**REQUIRED WORK:**
What is the Spanish for this sentence from the PyTorch training loop text: "If the last batch is smaller, a simple average of batch losses can be slightly biased."

The true noiseless values are 12, 3, and 5, so the predictions are close.

Step-by-Step Breakdown

Step	Code	Why it exists
device	model.to(device), batch_x.to(device)	model and data must live on the same device
mode	model.train() / model.eval()	Dropout and BatchNorm behave differently by mode
forward	pred = model(batch_x)	current parameters make predictions
loss	loss_fn(pred, batch_y)	measure error
clear	optimizer.zero_grad()	remove old accumulated gradients
backward	loss.backward()	compute gradients
update	optimizer.step()	change parameters
validation	torch.no_grad()	evaluate without recording gradients
checkpoint	copy.deepcopy(model.state_dict())	keep the best weights, not a reference to changing weights

The copy.deepcopy detail is important. If you write best_state = model.state_dict() directly, you may keep references to tensors that continue changing.

Why Average Loss by Sample Count?

Inside each batch, loss.item() is already an average for that batch. If the last batch is smaller, a simple average of batch losses can be slightly biased.

This is why the script uses:

total_loss += loss.item() * len(batch_x)
average_loss = total_loss / len(loader.dataset)

That gives a per-sample average across the whole dataset.

Common Variations

Task	Output	Common loss
regression	[batch, 1]	nn.MSELoss() or nn.L1Loss()
multi-class classification	[batch, classes] logits	nn.CrossEntropyLoss()
binary classification	[batch, 1] logits	nn.BCEWithLogitsLoss()

For classification, track metrics in addition to loss:

• accuracy;
• precision/recall/F1 for imbalanced data;
• confusion matrix when classes are easy to confuse.

Debugging Checklist

When training behaves strangely, check in this order:

1. One batch shape: does batch_x match the first layer?
2. Label shape and dtype: does batch_y match the loss function?
3. Device: are model and data on the same device?
4. Loss value: is it finite, or nan / inf?
5. Gradients: are important parameters getting non-None gradients?
6. Updates: do parameters actually change after optimizer.step()?
7. Validation: did you use model.eval() and torch.no_grad()?

Useful probes:

print(batch_x.shape, batch_y.shape)
print(batch_x.device, next(model.parameters()).device)
print("loss:", loss.item())
for name, param in model.named_parameters():
    if param.grad is not None:
        print(name, param.grad.norm().item())
        break

Saveable Skeleton

for epoch in range(num_epochs):
    model.train()
    for batch_x, batch_y in train_loader:
        batch_x = batch_x.to(device)
        batch_y = batch_y.to(device)

        pred = model(batch_x)

**SOURCE EXCERPT:**
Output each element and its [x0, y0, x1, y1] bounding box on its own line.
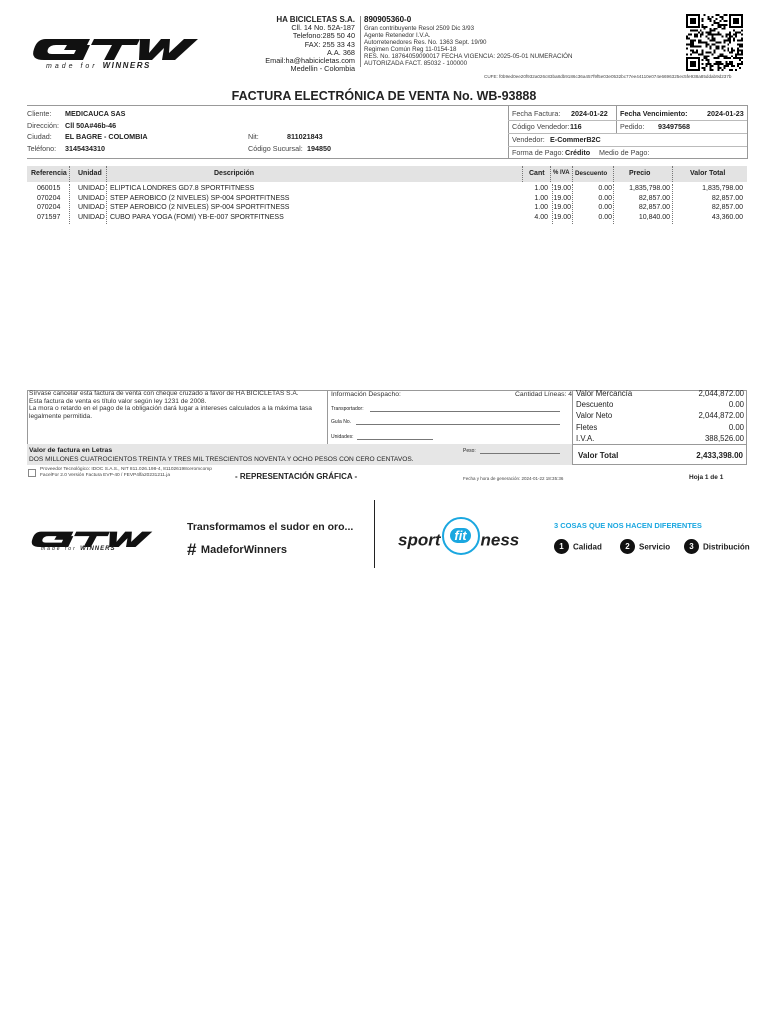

**CORRECT ANSWER:**
Si el último lote es más pequeño, un promedio simple de las pérdidas de los lotes puede estar ligeramente sesgado.